• **Exercise aim**
Leave out the images and repeat the listing below without a single change.

• **Input records**
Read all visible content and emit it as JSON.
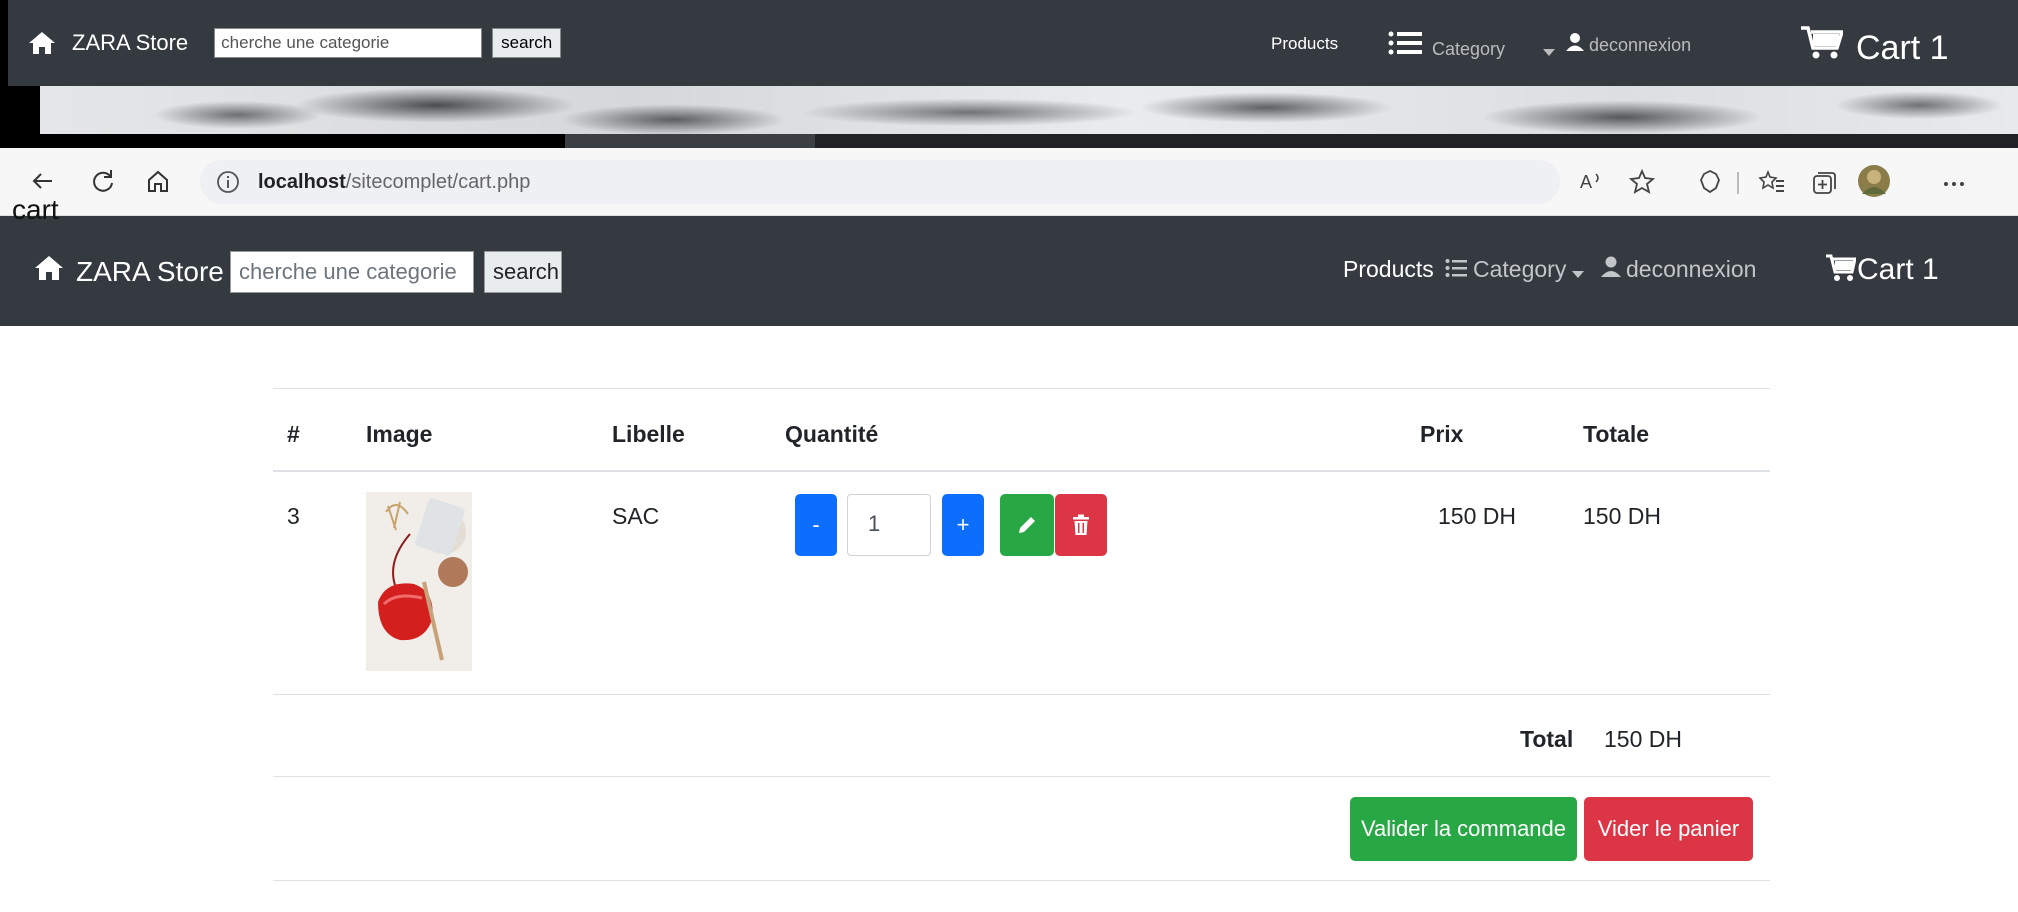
{
  "outer_nav": {
    "brand": "ZARA Store",
    "search_placeholder": "cherche une categorie",
    "search_label": "search",
    "products": "Products",
    "category": "Category",
    "logout": "deconnexion",
    "cart": "Cart 1"
  },
  "browser": {
    "url_host": "localhost",
    "url_path": "/sitecomplet/cart.php",
    "read_aloud": "A"
  },
  "inner_nav": {
    "brand": "ZARA Store",
    "search_placeholder": "cherche une categorie",
    "search_label": "search",
    "products": "Products",
    "category": "Category",
    "logout": "deconnexion",
    "cart": "Cart 1"
  },
  "page": {
    "title": "cart",
    "columns": [
      "#",
      "Image",
      "Libelle",
      "Quantité",
      "Prix",
      "Totale"
    ],
    "rows": [
      {
        "id": "3",
        "libelle": "SAC",
        "quantity": "1",
        "price": "150 DH",
        "total": "150 DH"
      }
    ],
    "minus_label": "-",
    "plus_label": "+",
    "grand_total_label": "Total",
    "grand_total_value": "150 DH",
    "validate_button": "Valider la commande",
    "empty_button": "Vider le panier"
  },
  "colors": {
    "navbar": "#343a40",
    "primary": "#0d6efd",
    "success": "#28a745",
    "danger": "#dc3545"
  }
}
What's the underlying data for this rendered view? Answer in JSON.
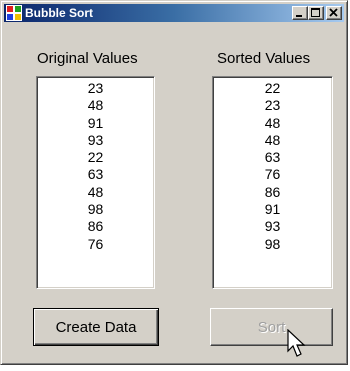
{
  "window": {
    "title": "Bubble Sort",
    "icon": "windows-app-icon",
    "controls": [
      "minimize-icon",
      "maximize-icon",
      "close-icon"
    ]
  },
  "original": {
    "label": "Original Values",
    "items": [
      "23",
      "48",
      "91",
      "93",
      "22",
      "63",
      "48",
      "98",
      "86",
      "76"
    ]
  },
  "sorted": {
    "label": "Sorted Values",
    "items": [
      "22",
      "23",
      "48",
      "48",
      "63",
      "76",
      "86",
      "91",
      "93",
      "98"
    ]
  },
  "buttons": {
    "create_label": "Create Data",
    "sort_label": "Sort",
    "sort_state": "disabled"
  },
  "cursor": "arrow-cursor-icon",
  "colors": {
    "titlebar_start": "#0a246a",
    "titlebar_end": "#a6caf0",
    "face": "#d4d0c8"
  }
}
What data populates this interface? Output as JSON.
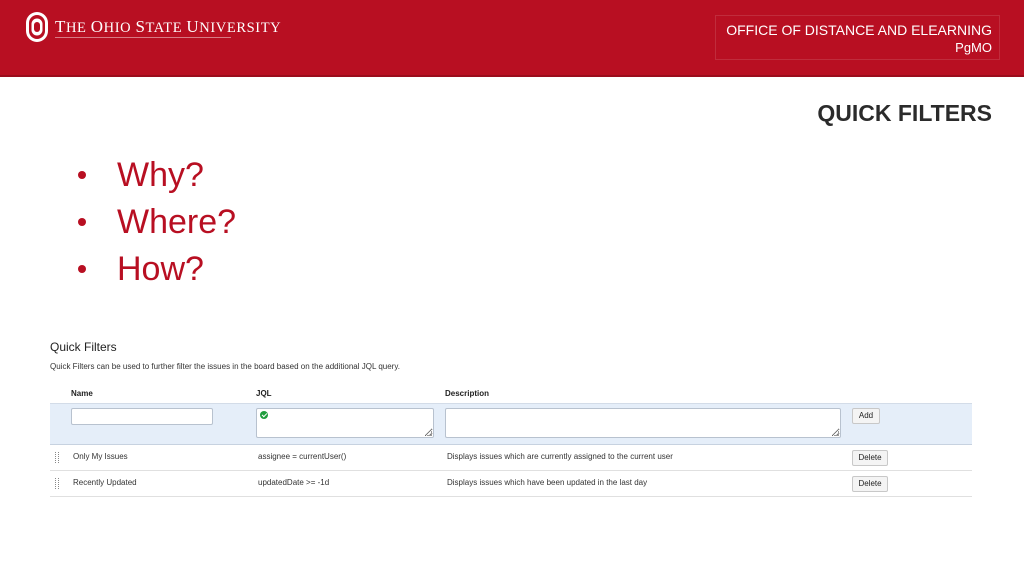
{
  "header": {
    "university_name": "The Ohio State University",
    "department": "OFFICE OF DISTANCE AND ELEARNING",
    "unit": "PgMO",
    "brand_color": "#b80f22"
  },
  "slide": {
    "title": "QUICK FILTERS",
    "bullets": [
      "Why?",
      "Where?",
      "How?"
    ]
  },
  "quick_filters": {
    "title": "Quick Filters",
    "description": "Quick Filters can be used to further filter the issues in the board based on the additional JQL query.",
    "columns": {
      "name": "Name",
      "jql": "JQL",
      "description": "Description"
    },
    "new_filter": {
      "name": "",
      "jql": "",
      "description": "",
      "jql_valid_icon": "check-circle-icon"
    },
    "add_label": "Add",
    "delete_label": "Delete",
    "rows": [
      {
        "name": "Only My Issues",
        "jql": "assignee = currentUser()",
        "description": "Displays issues which are currently assigned to the current user"
      },
      {
        "name": "Recently Updated",
        "jql": "updatedDate >= -1d",
        "description": "Displays issues which have been updated in the last day"
      }
    ]
  }
}
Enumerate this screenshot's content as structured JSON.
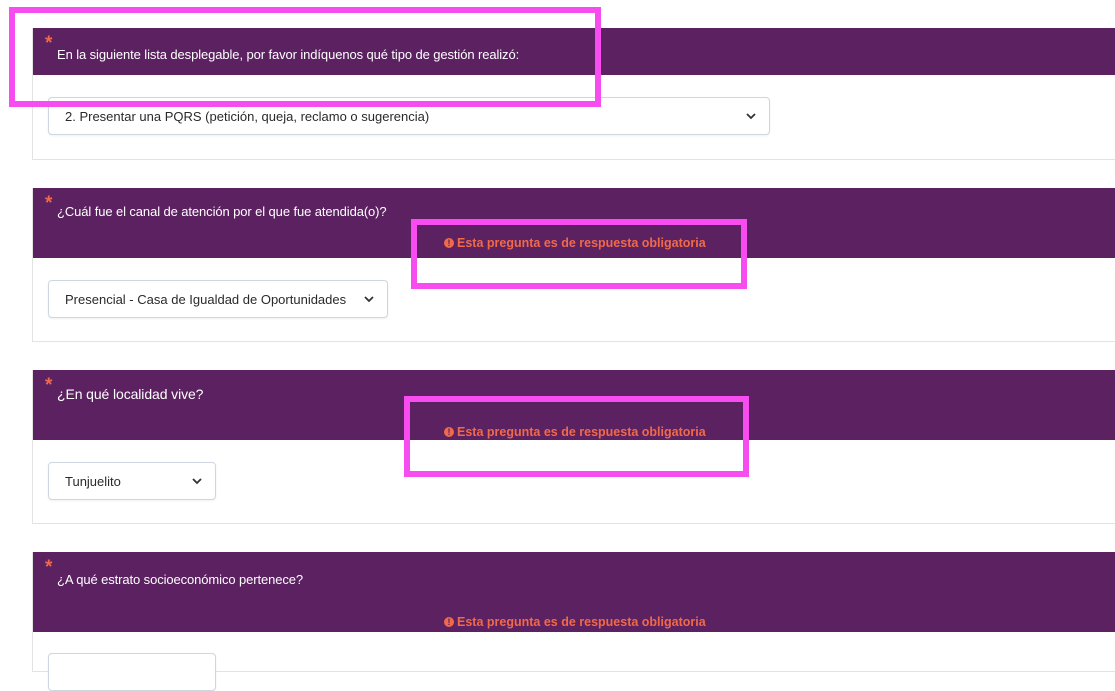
{
  "questions": [
    {
      "text": "En la siguiente lista desplegable, por favor indíquenos qué tipo de gestión realizó:",
      "selected": "2. Presentar una PQRS (petición, queja, reclamo o sugerencia)",
      "error": ""
    },
    {
      "text": "¿Cuál fue el canal de atención por el que fue atendida(o)?",
      "selected": "Presencial - Casa de Igualdad de Oportunidades",
      "error": "Esta pregunta es de respuesta obligatoria"
    },
    {
      "text": "¿En qué localidad vive?",
      "selected": "Tunjuelito",
      "error": "Esta pregunta es de respuesta obligatoria"
    },
    {
      "text": "¿A qué estrato socioeconómico pertenece?",
      "selected": "",
      "error": "Esta pregunta es de respuesta obligatoria"
    }
  ],
  "required_marker": "*",
  "error_icon": "!",
  "colors": {
    "header_bg": "#5b2160",
    "error": "#f06a4a",
    "highlight": "#f74cf0"
  },
  "icons": {
    "select_arrow": "chevron-down-icon",
    "error": "exclamation-circle-icon"
  }
}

• **Written answer**
Read all visible content and emit it as JSON.
{
  "outer_nav": {
    "brand": "ZARA Store",
    "search_placeholder": "cherche une categorie",
    "search_label": "search",
    "products": "Products",
    "category": "Category",
    "logout": "deconnexion",
    "cart": "Cart 1"
  },
  "browser": {
    "url_host": "localhost",
    "url_path": "/sitecomplet/cart.php",
    "read_aloud": "A"
  },
  "inner_nav": {
    "brand": "ZARA Store",
    "search_placeholder": "cherche une categorie",
    "search_label": "search",
    "products": "Products",
    "category": "Category",
    "logout": "deconnexion",
    "cart": "Cart 1"
  },
  "page": {
    "title": "cart",
    "columns": [
      "#",
      "Image",
      "Libelle",
      "Quantité",
      "Prix",
      "Totale"
    ],
    "rows": [
      {
        "id": "3",
        "libelle": "SAC",
        "quantity": "1",
        "price": "150 DH",
        "total": "150 DH"
      }
    ],
    "minus_label": "-",
    "plus_label": "+",
    "grand_total_label": "Total",
    "grand_total_value": "150 DH",
    "validate_button": "Valider la commande",
    "empty_button": "Vider le panier"
  },
  "colors": {
    "navbar": "#343a40",
    "primary": "#0d6efd",
    "success": "#28a745",
    "danger": "#dc3545"
  }
}
What's the underlying data for this rendered view? Answer in JSON.
{
  "window": {
    "title": "Bubble Sort",
    "icon": "windows-app-icon",
    "controls": [
      "minimize-icon",
      "maximize-icon",
      "close-icon"
    ]
  },
  "original": {
    "label": "Original Values",
    "items": [
      "23",
      "48",
      "91",
      "93",
      "22",
      "63",
      "48",
      "98",
      "86",
      "76"
    ]
  },
  "sorted": {
    "label": "Sorted Values",
    "items": [
      "22",
      "23",
      "48",
      "48",
      "63",
      "76",
      "86",
      "91",
      "93",
      "98"
    ]
  },
  "buttons": {
    "create_label": "Create Data",
    "sort_label": "Sort",
    "sort_state": "disabled"
  },
  "cursor": "arrow-cursor-icon",
  "colors": {
    "titlebar_start": "#0a246a",
    "titlebar_end": "#a6caf0",
    "face": "#d4d0c8"
  }
}
What data populates this interface? Output as JSON.
{
  "header": {
    "university_name": "The Ohio State University",
    "department": "OFFICE OF DISTANCE AND ELEARNING",
    "unit": "PgMO",
    "brand_color": "#b80f22"
  },
  "slide": {
    "title": "QUICK FILTERS",
    "bullets": [
      "Why?",
      "Where?",
      "How?"
    ]
  },
  "quick_filters": {
    "title": "Quick Filters",
    "description": "Quick Filters can be used to further filter the issues in the board based on the additional JQL query.",
    "columns": {
      "name": "Name",
      "jql": "JQL",
      "description": "Description"
    },
    "new_filter": {
      "name": "",
      "jql": "",
      "description": "",
      "jql_valid_icon": "check-circle-icon"
    },
    "add_label": "Add",
    "delete_label": "Delete",
    "rows": [
      {
        "name": "Only My Issues",
        "jql": "assignee = currentUser()",
        "description": "Displays issues which are currently assigned to the current user"
      },
      {
        "name": "Recently Updated",
        "jql": "updatedDate >= -1d",
        "description": "Displays issues which have been updated in the last day"
      }
    ]
  }
}
Enumerate this screenshot's content as structured JSON.
{
  "questions": [
    {
      "text": "En la siguiente lista desplegable, por favor indíquenos qué tipo de gestión realizó:",
      "selected": "2. Presentar una PQRS (petición, queja, reclamo o sugerencia)",
      "error": ""
    },
    {
      "text": "¿Cuál fue el canal de atención por el que fue atendida(o)?",
      "selected": "Presencial - Casa de Igualdad de Oportunidades",
      "error": "Esta pregunta es de respuesta obligatoria"
    },
    {
      "text": "¿En qué localidad vive?",
      "selected": "Tunjuelito",
      "error": "Esta pregunta es de respuesta obligatoria"
    },
    {
      "text": "¿A qué estrato socioeconómico pertenece?",
      "selected": "",
      "error": "Esta pregunta es de respuesta obligatoria"
    }
  ],
  "required_marker": "*",
  "error_icon": "!",
  "colors": {
    "header_bg": "#5b2160",
    "error": "#f06a4a",
    "highlight": "#f74cf0"
  },
  "icons": {
    "select_arrow": "chevron-down-icon",
    "error": "exclamation-circle-icon"
  }
}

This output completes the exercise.